Repeat the listing in full, preserving every character.

THE DATA start

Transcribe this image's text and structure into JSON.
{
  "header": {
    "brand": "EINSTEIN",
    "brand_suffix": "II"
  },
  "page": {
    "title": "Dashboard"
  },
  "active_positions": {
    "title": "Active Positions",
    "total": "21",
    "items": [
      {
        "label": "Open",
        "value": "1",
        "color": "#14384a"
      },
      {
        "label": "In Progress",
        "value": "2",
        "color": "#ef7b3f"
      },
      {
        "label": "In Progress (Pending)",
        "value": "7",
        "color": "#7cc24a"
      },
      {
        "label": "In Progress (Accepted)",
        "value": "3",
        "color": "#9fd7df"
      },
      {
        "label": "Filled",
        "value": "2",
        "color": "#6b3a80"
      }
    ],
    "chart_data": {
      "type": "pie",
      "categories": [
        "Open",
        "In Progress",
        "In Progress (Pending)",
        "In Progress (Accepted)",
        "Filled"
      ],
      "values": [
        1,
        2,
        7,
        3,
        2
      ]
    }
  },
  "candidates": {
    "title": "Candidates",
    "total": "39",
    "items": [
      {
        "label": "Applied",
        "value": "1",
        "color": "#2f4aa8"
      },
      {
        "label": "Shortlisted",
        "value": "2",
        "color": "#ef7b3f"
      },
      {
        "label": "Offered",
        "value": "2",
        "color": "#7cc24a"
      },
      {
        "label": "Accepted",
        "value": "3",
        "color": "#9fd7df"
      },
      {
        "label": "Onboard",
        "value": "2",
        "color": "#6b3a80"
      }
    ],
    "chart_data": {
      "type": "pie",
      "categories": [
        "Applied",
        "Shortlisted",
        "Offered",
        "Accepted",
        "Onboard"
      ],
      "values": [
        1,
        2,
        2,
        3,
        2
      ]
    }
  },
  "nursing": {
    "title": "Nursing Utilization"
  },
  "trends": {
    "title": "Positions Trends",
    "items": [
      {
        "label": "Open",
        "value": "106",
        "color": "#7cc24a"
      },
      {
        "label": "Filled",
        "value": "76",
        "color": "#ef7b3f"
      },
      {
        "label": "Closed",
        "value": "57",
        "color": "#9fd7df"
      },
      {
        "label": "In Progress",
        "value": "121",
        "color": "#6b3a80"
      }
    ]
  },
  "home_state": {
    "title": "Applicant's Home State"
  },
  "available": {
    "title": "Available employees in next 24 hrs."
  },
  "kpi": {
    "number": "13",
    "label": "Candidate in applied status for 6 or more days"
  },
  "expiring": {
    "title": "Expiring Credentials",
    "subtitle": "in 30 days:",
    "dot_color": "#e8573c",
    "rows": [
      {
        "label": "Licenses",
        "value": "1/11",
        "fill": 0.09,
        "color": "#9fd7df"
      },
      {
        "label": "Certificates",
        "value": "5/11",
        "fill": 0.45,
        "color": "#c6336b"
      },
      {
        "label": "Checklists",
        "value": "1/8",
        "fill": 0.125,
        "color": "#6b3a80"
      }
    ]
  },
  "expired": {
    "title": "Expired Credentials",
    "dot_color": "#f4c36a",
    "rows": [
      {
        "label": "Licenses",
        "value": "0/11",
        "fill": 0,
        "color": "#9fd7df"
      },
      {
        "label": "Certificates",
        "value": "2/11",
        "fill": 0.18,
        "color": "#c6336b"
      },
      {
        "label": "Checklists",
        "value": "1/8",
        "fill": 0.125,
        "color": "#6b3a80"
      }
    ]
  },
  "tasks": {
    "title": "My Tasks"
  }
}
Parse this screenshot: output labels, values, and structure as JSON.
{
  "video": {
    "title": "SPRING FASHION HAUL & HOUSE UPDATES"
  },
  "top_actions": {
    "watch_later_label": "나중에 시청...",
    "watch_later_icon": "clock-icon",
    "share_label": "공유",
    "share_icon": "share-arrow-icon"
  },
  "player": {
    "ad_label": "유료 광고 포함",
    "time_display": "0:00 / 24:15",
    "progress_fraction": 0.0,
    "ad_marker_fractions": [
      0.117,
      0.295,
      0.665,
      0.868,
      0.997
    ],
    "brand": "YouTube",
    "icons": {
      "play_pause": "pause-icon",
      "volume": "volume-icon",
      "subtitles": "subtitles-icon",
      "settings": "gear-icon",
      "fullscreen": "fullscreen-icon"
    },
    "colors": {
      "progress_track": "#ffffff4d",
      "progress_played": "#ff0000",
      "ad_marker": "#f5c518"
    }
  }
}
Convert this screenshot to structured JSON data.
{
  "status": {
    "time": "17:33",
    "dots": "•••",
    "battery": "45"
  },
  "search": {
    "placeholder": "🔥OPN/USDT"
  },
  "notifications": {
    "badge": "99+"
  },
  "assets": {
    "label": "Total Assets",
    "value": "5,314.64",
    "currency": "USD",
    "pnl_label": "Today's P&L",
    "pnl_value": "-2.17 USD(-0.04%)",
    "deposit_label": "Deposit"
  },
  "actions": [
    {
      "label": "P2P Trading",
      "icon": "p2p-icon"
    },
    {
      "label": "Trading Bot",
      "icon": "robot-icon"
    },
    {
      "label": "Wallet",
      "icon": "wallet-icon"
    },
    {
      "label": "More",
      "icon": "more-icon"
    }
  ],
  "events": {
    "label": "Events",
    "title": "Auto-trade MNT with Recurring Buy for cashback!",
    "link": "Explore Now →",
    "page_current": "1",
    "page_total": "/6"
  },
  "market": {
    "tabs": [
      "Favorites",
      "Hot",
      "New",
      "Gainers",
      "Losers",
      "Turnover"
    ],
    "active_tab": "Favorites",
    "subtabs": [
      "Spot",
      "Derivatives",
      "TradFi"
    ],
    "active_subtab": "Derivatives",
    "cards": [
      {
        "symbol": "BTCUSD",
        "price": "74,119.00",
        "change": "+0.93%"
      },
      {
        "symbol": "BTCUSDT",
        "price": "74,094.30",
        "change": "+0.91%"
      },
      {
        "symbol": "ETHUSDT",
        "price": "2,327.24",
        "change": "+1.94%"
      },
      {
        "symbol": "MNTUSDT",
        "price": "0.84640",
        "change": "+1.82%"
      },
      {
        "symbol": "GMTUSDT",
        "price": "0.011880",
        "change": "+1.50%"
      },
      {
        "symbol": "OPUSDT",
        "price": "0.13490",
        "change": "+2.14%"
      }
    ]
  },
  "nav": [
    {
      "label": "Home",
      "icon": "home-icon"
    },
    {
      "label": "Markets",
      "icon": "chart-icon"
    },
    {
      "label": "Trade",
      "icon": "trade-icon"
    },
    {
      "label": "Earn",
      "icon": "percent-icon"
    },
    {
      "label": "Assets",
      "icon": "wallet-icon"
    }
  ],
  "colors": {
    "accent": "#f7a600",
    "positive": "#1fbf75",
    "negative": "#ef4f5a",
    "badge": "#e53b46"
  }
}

THE DATA end

• RESPONSE:
Transcribe this image's text and structure into JSON.
{
  "header": {
    "brand": "EINSTEIN",
    "brand_suffix": "II"
  },
  "page": {
    "title": "Dashboard"
  },
  "active_positions": {
    "title": "Active Positions",
    "total": "21",
    "items": [
      {
        "label": "Open",
        "value": "1",
        "color": "#14384a"
      },
      {
        "label": "In Progress",
        "value": "2",
        "color": "#ef7b3f"
      },
      {
        "label": "In Progress (Pending)",
        "value": "7",
        "color": "#7cc24a"
      },
      {
        "label": "In Progress (Accepted)",
        "value": "3",
        "color": "#9fd7df"
      },
      {
        "label": "Filled",
        "value": "2",
        "color": "#6b3a80"
      }
    ],
    "chart_data": {
      "type": "pie",
      "categories": [
        "Open",
        "In Progress",
        "In Progress (Pending)",
        "In Progress (Accepted)",
        "Filled"
      ],
      "values": [
        1,
        2,
        7,
        3,
        2
      ]
    }
  },
  "candidates": {
    "title": "Candidates",
    "total": "39",
    "items": [
      {
        "label": "Applied",
        "value": "1",
        "color": "#2f4aa8"
      },
      {
        "label": "Shortlisted",
        "value": "2",
        "color": "#ef7b3f"
      },
      {
        "label": "Offered",
        "value": "2",
        "color": "#7cc24a"
      },
      {
        "label": "Accepted",
        "value": "3",
        "color": "#9fd7df"
      },
      {
        "label": "Onboard",
        "value": "2",
        "color": "#6b3a80"
      }
    ],
    "chart_data": {
      "type": "pie",
      "categories": [
        "Applied",
        "Shortlisted",
        "Offered",
        "Accepted",
        "Onboard"
      ],
      "values": [
        1,
        2,
        2,
        3,
        2
      ]
    }
  },
  "nursing": {
    "title": "Nursing Utilization"
  },
  "trends": {
    "title": "Positions Trends",
    "items": [
      {
        "label": "Open",
        "value": "106",
        "color": "#7cc24a"
      },
      {
        "label": "Filled",
        "value": "76",
        "color": "#ef7b3f"
      },
      {
        "label": "Closed",
        "value": "57",
        "color": "#9fd7df"
      },
      {
        "label": "In Progress",
        "value": "121",
        "color": "#6b3a80"
      }
    ]
  },
  "home_state": {
    "title": "Applicant's Home State"
  },
  "available": {
    "title": "Available employees in next 24 hrs."
  },
  "kpi": {
    "number": "13",
    "label": "Candidate in applied status for 6 or more days"
  },
  "expiring": {
    "title": "Expiring Credentials",
    "subtitle": "in 30 days:",
    "dot_color": "#e8573c",
    "rows": [
      {
        "label": "Licenses",
        "value": "1/11",
        "fill": 0.09,
        "color": "#9fd7df"
      },
      {
        "label": "Certificates",
        "value": "5/11",
        "fill": 0.45,
        "color": "#c6336b"
      },
      {
        "label": "Checklists",
        "value": "1/8",
        "fill": 0.125,
        "color": "#6b3a80"
      }
    ]
  },
  "expired": {
    "title": "Expired Credentials",
    "dot_color": "#f4c36a",
    "rows": [
      {
        "label": "Licenses",
        "value": "0/11",
        "fill": 0,
        "color": "#9fd7df"
      },
      {
        "label": "Certificates",
        "value": "2/11",
        "fill": 0.18,
        "color": "#c6336b"
      },
      {
        "label": "Checklists",
        "value": "1/8",
        "fill": 0.125,
        "color": "#6b3a80"
      }
    ]
  },
  "tasks": {
    "title": "My Tasks"
  }
}
Parse this screenshot: output labels, values, and structure as JSON.
{
  "video": {
    "title": "SPRING FASHION HAUL & HOUSE UPDATES"
  },
  "top_actions": {
    "watch_later_label": "나중에 시청...",
    "watch_later_icon": "clock-icon",
    "share_label": "공유",
    "share_icon": "share-arrow-icon"
  },
  "player": {
    "ad_label": "유료 광고 포함",
    "time_display": "0:00 / 24:15",
    "progress_fraction": 0.0,
    "ad_marker_fractions": [
      0.117,
      0.295,
      0.665,
      0.868,
      0.997
    ],
    "brand": "YouTube",
    "icons": {
      "play_pause": "pause-icon",
      "volume": "volume-icon",
      "subtitles": "subtitles-icon",
      "settings": "gear-icon",
      "fullscreen": "fullscreen-icon"
    },
    "colors": {
      "progress_track": "#ffffff4d",
      "progress_played": "#ff0000",
      "ad_marker": "#f5c518"
    }
  }
}
Convert this screenshot to structured JSON data.
{
  "status": {
    "time": "17:33",
    "dots": "•••",
    "battery": "45"
  },
  "search": {
    "placeholder": "🔥OPN/USDT"
  },
  "notifications": {
    "badge": "99+"
  },
  "assets": {
    "label": "Total Assets",
    "value": "5,314.64",
    "currency": "USD",
    "pnl_label": "Today's P&L",
    "pnl_value": "-2.17 USD(-0.04%)",
    "deposit_label": "Deposit"
  },
  "actions": [
    {
      "label": "P2P Trading",
      "icon": "p2p-icon"
    },
    {
      "label": "Trading Bot",
      "icon": "robot-icon"
    },
    {
      "label": "Wallet",
      "icon": "wallet-icon"
    },
    {
      "label": "More",
      "icon": "more-icon"
    }
  ],
  "events": {
    "label": "Events",
    "title": "Auto-trade MNT with Recurring Buy for cashback!",
    "link": "Explore Now →",
    "page_current": "1",
    "page_total": "/6"
  },
  "market": {
    "tabs": [
      "Favorites",
      "Hot",
      "New",
      "Gainers",
      "Losers",
      "Turnover"
    ],
    "active_tab": "Favorites",
    "subtabs": [
      "Spot",
      "Derivatives",
      "TradFi"
    ],
    "active_subtab": "Derivatives",
    "cards": [
      {
        "symbol": "BTCUSD",
        "price": "74,119.00",
        "change": "+0.93%"
      },
      {
        "symbol": "BTCUSDT",
        "price": "74,094.30",
        "change": "+0.91%"
      },
      {
        "symbol": "ETHUSDT",
        "price": "2,327.24",
        "change": "+1.94%"
      },
      {
        "symbol": "MNTUSDT",
        "price": "0.84640",
        "change": "+1.82%"
      },
      {
        "symbol": "GMTUSDT",
        "price": "0.011880",
        "change": "+1.50%"
      },
      {
        "symbol": "OPUSDT",
        "price": "0.13490",
        "change": "+2.14%"
      }
    ]
  },
  "nav": [
    {
      "label": "Home",
      "icon": "home-icon"
    },
    {
      "label": "Markets",
      "icon": "chart-icon"
    },
    {
      "label": "Trade",
      "icon": "trade-icon"
    },
    {
      "label": "Earn",
      "icon": "percent-icon"
    },
    {
      "label": "Assets",
      "icon": "wallet-icon"
    }
  ],
  "colors": {
    "accent": "#f7a600",
    "positive": "#1fbf75",
    "negative": "#ef4f5a",
    "badge": "#e53b46"
  }
}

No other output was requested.